▸ Description of the task:
Collect each line of the entries that holds the string "document".

** Begin Source records **

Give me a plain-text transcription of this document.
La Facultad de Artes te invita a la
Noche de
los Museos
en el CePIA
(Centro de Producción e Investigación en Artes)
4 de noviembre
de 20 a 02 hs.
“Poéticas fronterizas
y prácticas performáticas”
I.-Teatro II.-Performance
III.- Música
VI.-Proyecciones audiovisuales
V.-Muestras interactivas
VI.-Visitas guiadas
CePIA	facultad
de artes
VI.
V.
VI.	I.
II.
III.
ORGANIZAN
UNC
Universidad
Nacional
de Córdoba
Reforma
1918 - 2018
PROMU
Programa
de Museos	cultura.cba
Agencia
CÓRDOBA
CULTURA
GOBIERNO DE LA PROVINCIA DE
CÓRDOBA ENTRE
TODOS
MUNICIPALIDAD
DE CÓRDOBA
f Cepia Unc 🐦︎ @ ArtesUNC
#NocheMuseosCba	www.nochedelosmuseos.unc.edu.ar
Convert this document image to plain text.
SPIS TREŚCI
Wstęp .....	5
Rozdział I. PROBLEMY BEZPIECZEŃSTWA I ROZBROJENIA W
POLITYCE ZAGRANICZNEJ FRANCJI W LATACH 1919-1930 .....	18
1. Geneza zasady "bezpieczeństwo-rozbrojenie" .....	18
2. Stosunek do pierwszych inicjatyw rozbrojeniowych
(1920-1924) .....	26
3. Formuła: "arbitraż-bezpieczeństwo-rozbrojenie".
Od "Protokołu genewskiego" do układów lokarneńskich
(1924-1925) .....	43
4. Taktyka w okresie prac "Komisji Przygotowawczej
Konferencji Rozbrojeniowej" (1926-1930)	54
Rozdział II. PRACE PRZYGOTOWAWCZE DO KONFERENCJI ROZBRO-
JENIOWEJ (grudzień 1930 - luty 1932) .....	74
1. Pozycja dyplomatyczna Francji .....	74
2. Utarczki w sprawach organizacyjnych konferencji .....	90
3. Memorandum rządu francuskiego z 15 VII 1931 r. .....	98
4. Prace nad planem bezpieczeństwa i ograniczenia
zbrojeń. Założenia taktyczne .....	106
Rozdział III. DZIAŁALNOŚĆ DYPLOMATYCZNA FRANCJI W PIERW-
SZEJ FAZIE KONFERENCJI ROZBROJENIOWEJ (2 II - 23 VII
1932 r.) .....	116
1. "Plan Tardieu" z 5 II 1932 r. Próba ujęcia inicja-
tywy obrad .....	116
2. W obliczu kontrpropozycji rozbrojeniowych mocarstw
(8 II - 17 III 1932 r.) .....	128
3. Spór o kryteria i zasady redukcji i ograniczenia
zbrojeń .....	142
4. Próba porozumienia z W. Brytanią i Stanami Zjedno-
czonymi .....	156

** End Source records **

▸ Answer to this exercise:
Give me a plain-text transcription of this document.
Convert this document image to plain text.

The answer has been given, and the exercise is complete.